Exercise instructions ▸
All of the data needs to be repeated exactly.

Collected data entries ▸
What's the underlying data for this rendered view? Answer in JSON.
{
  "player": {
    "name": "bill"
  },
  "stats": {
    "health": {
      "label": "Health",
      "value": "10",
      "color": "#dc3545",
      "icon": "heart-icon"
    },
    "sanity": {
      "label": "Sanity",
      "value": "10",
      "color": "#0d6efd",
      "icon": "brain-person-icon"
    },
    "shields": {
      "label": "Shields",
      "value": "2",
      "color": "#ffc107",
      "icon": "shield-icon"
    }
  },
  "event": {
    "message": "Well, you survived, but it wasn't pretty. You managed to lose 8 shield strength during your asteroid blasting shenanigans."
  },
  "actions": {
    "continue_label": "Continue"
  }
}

Response below ▸
What's the underlying data for this rendered view? Answer in JSON.
{
  "player": {
    "name": "bill"
  },
  "stats": {
    "health": {
      "label": "Health",
      "value": "10",
      "color": "#dc3545",
      "icon": "heart-icon"
    },
    "sanity": {
      "label": "Sanity",
      "value": "10",
      "color": "#0d6efd",
      "icon": "brain-person-icon"
    },
    "shields": {
      "label": "Shields",
      "value": "2",
      "color": "#ffc107",
      "icon": "shield-icon"
    }
  },
  "event": {
    "message": "Well, you survived, but it wasn't pretty. You managed to lose 8 shield strength during your asteroid blasting shenanigans."
  },
  "actions": {
    "continue_label": "Continue"
  }
}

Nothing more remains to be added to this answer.